# CHALLENGE
Only lines holding the string "finanzieren" are wanted; copy each one from the material.

# INPUT MATERIAL

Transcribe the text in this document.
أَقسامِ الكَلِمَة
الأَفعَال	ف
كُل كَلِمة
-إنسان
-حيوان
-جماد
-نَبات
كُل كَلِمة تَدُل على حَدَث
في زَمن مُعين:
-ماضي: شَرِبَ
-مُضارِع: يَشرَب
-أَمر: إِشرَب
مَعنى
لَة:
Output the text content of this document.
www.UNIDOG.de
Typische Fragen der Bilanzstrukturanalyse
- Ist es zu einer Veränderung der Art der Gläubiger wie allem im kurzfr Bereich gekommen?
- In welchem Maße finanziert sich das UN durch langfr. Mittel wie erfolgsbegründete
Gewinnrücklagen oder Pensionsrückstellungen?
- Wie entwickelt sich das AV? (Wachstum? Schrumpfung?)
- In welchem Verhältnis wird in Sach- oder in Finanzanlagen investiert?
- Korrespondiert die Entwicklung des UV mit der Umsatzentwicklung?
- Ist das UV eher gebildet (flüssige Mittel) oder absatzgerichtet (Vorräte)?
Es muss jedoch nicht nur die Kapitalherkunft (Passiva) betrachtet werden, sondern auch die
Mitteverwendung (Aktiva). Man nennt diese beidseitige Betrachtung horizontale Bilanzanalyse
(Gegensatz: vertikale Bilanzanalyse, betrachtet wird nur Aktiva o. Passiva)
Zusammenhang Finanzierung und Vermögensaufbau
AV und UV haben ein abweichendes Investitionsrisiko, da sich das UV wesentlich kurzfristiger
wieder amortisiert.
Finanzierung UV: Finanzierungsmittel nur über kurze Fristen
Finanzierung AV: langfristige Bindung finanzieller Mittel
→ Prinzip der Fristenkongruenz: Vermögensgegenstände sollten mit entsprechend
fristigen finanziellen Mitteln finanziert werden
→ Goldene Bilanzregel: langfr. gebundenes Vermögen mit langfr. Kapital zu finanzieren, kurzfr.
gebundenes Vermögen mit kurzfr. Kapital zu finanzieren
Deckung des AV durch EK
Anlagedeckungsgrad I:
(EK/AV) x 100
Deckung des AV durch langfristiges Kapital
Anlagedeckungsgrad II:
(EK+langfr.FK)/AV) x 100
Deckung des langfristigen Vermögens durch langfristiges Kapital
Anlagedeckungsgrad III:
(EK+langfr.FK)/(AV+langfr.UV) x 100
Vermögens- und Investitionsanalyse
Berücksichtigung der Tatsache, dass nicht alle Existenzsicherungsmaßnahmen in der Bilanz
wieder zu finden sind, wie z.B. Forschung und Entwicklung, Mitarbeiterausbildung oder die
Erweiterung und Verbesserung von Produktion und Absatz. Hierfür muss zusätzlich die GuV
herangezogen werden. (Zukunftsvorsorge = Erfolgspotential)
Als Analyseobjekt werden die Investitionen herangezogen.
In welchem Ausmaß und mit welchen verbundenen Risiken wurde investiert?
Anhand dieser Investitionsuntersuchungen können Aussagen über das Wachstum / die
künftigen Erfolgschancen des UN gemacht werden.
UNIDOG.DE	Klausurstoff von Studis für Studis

# ANSWER IN FULL
→ Goldene Bilanzregel: langfr. gebundenes Vermögen mit langfr. Kapital zu finanzieren, kurzfr.
gebundenes Vermögen mit kurzfr. Kapital zu finanzieren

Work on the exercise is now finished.